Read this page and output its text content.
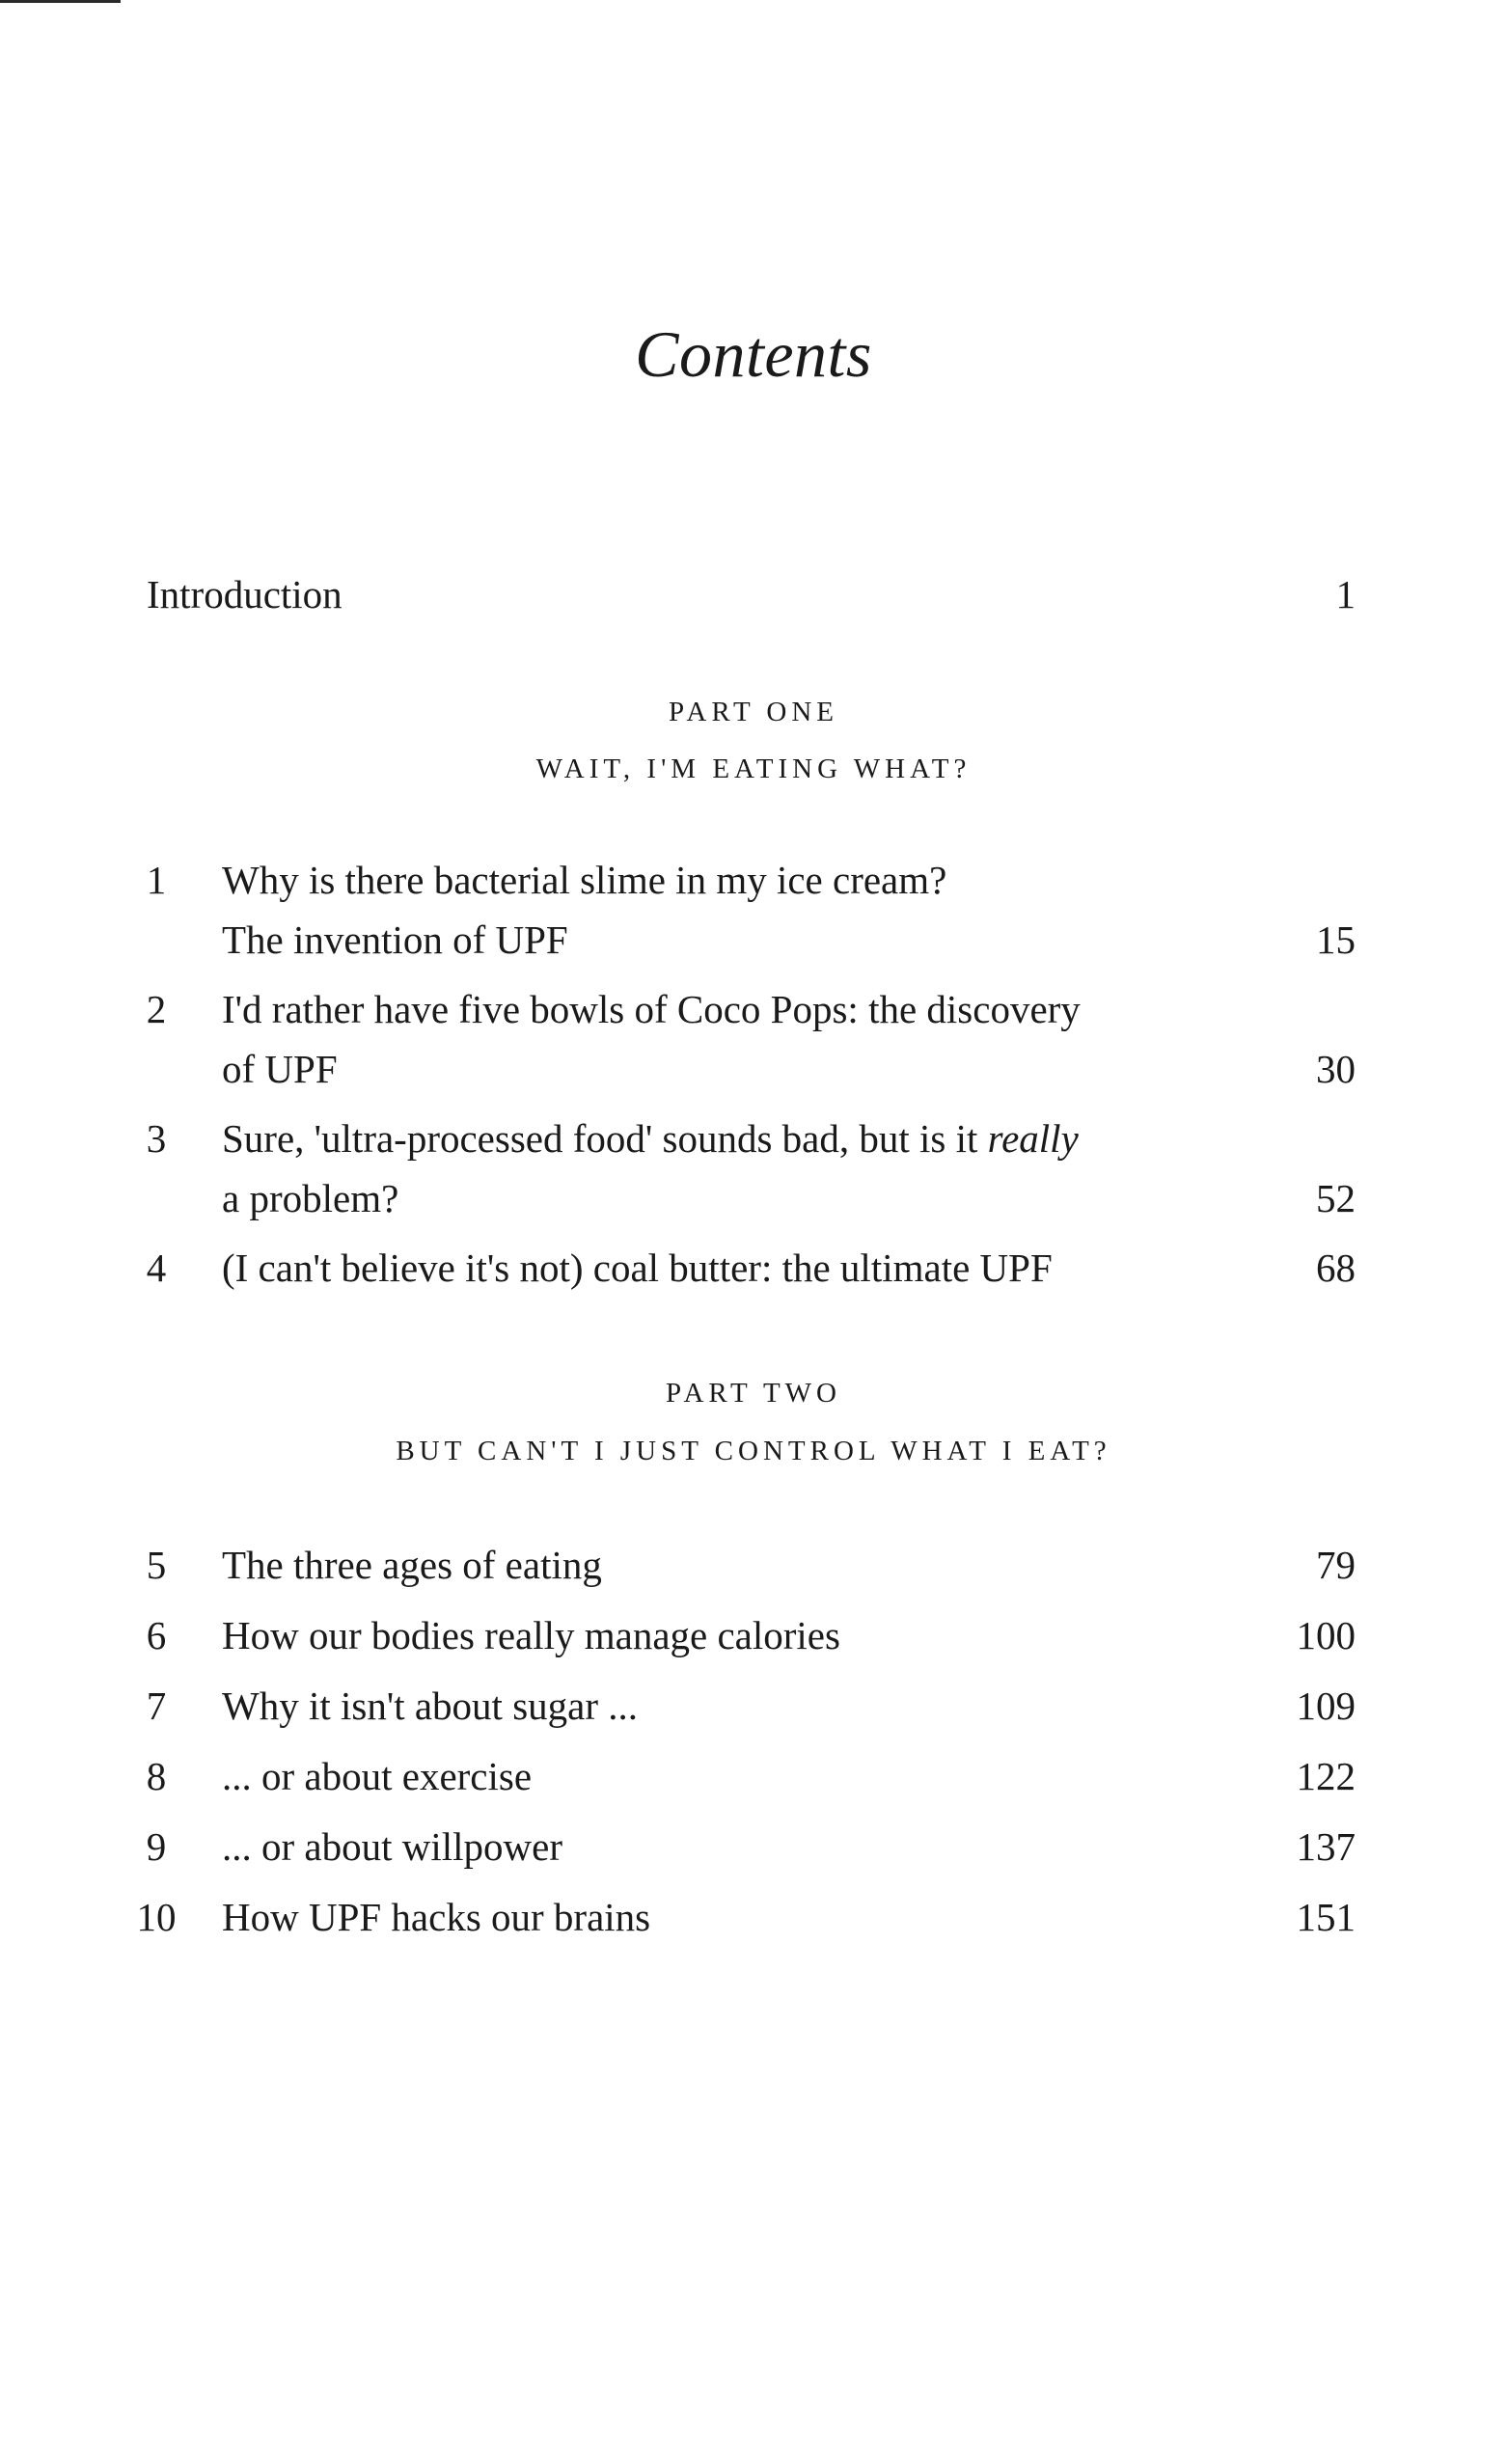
Contents
Introduction	1
PART ONE
WAIT, I'M EATING WHAT?
1 Why is there bacterial slime in my ice cream?
The invention of UPF	15
2 I'd rather have five bowls of Coco Pops: the discovery
of UPF	30
3 Sure, 'ultra-processed food' sounds bad, but is it really
a problem?	52
4 (I can't believe it's not) coal butter: the ultimate UPF	68
PART TWO
BUT CAN'T I JUST CONTROL WHAT I EAT?
5 The three ages of eating	79
6 How our bodies really manage calories	100
7 Why it isn't about sugar ...	109
8 ... or about exercise	122
9 ... or about willpower	137
10 How UPF hacks our brains	151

----------

## HOW TO COMPLETE THIS TASK
Take every entry above and transcribe it exactly, with no pictures in the copy.

## EXERCISE ANSWER
Read this page and output its text content.
Contents
Introduction	1
PART ONE
WAIT, I'M EATING WHAT?
1 Why is there bacterial slime in my ice cream?
The invention of UPF	15
2 I'd rather have five bowls of Coco Pops: the discovery
of UPF	30
3 Sure, 'ultra-processed food' sounds bad, but is it really
a problem?	52
4 (I can't believe it's not) coal butter: the ultimate UPF	68
PART TWO
BUT CAN'T I JUST CONTROL WHAT I EAT?
5 The three ages of eating	79
6 How our bodies really manage calories	100
7 Why it isn't about sugar ...	109
8 ... or about exercise	122
9 ... or about willpower	137
10 How UPF hacks our brains	151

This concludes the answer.